--- START OF Information shown ---
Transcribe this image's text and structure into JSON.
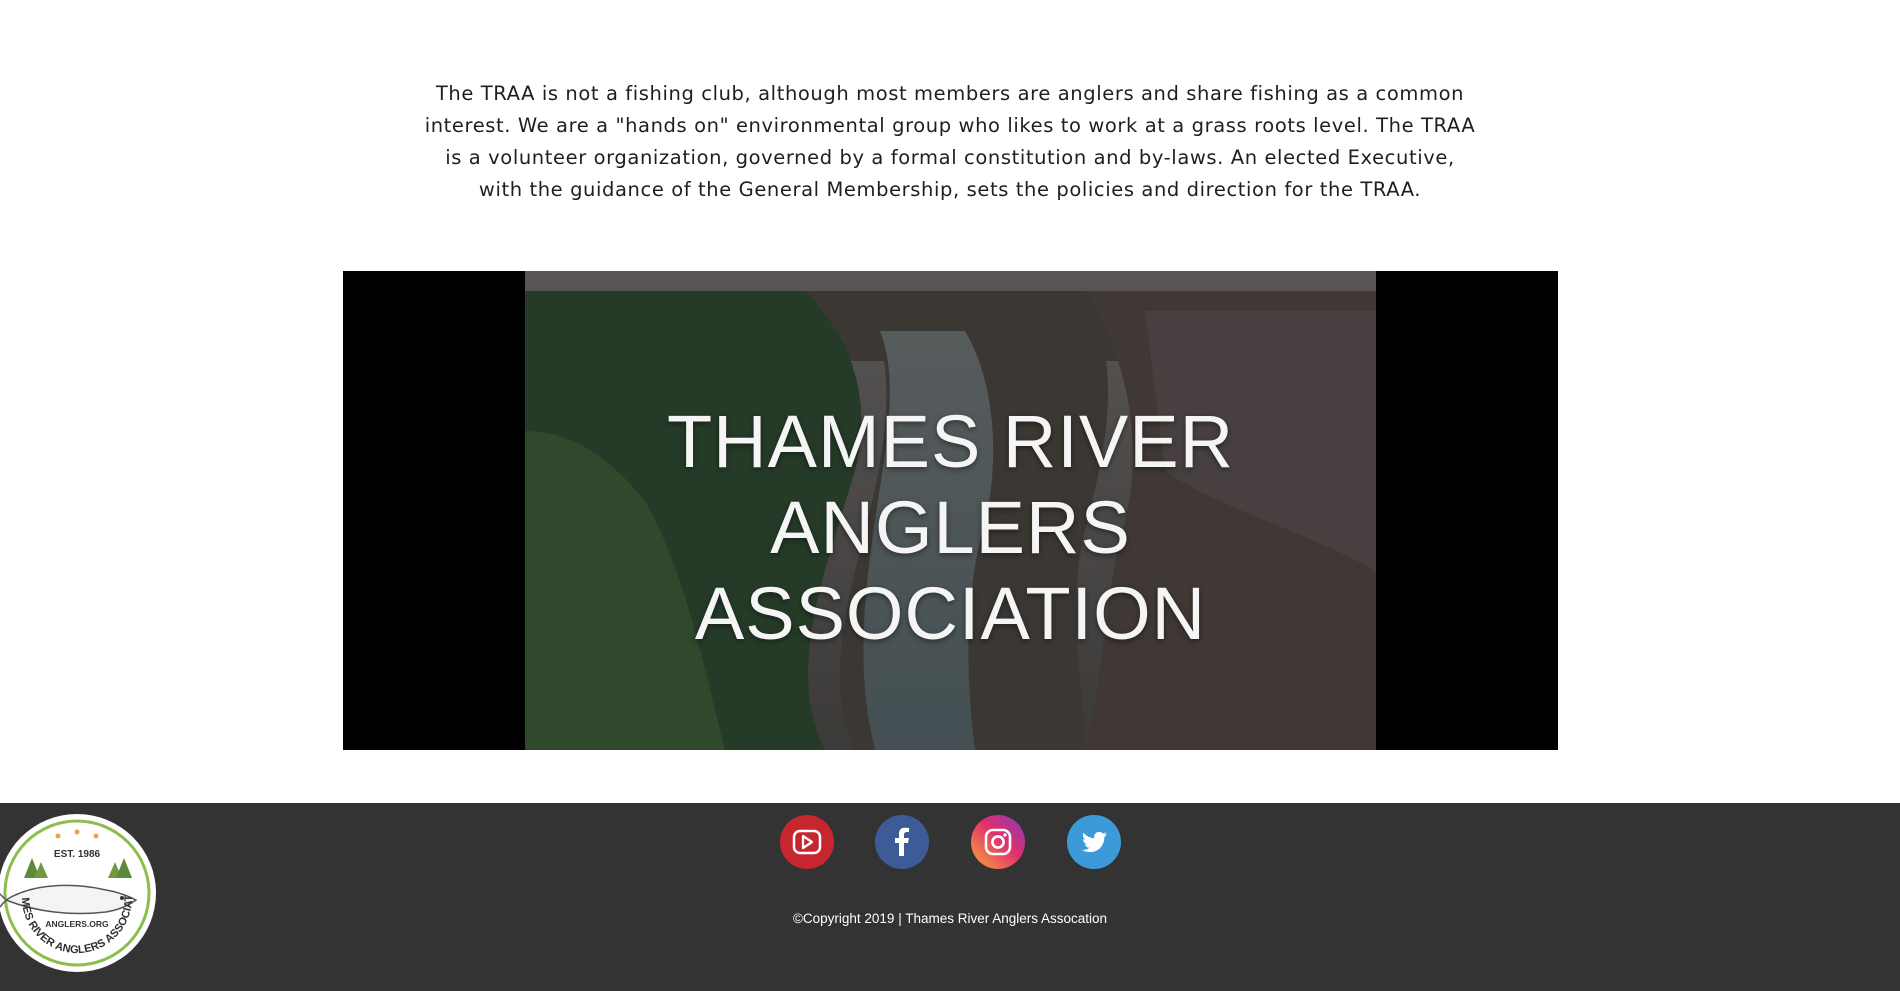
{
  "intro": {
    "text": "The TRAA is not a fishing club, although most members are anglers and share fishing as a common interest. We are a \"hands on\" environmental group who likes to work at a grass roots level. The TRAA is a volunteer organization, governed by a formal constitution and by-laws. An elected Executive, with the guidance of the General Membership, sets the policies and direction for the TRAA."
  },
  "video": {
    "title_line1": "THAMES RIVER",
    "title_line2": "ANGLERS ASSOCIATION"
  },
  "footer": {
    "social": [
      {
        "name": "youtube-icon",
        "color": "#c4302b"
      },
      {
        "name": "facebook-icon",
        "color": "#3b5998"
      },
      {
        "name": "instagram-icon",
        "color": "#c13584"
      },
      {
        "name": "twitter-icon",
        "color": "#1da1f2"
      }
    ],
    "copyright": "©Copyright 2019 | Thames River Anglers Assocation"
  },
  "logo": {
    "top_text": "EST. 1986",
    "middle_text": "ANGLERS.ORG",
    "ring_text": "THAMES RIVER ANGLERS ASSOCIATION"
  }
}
--- END OF Information shown ---
* _Goal_
Every entry must be transcribed exactly. Pictures do not belong in the copy.

* _Problem solution_
Transcribe this image's text and structure into JSON.
{
  "intro": {
    "text": "The TRAA is not a fishing club, although most members are anglers and share fishing as a common interest. We are a \"hands on\" environmental group who likes to work at a grass roots level. The TRAA is a volunteer organization, governed by a formal constitution and by-laws. An elected Executive, with the guidance of the General Membership, sets the policies and direction for the TRAA."
  },
  "video": {
    "title_line1": "THAMES RIVER",
    "title_line2": "ANGLERS ASSOCIATION"
  },
  "footer": {
    "social": [
      {
        "name": "youtube-icon",
        "color": "#c4302b"
      },
      {
        "name": "facebook-icon",
        "color": "#3b5998"
      },
      {
        "name": "instagram-icon",
        "color": "#c13584"
      },
      {
        "name": "twitter-icon",
        "color": "#1da1f2"
      }
    ],
    "copyright": "©Copyright 2019 | Thames River Anglers Assocation"
  },
  "logo": {
    "top_text": "EST. 1986",
    "middle_text": "ANGLERS.ORG",
    "ring_text": "THAMES RIVER ANGLERS ASSOCIATION"
  }
}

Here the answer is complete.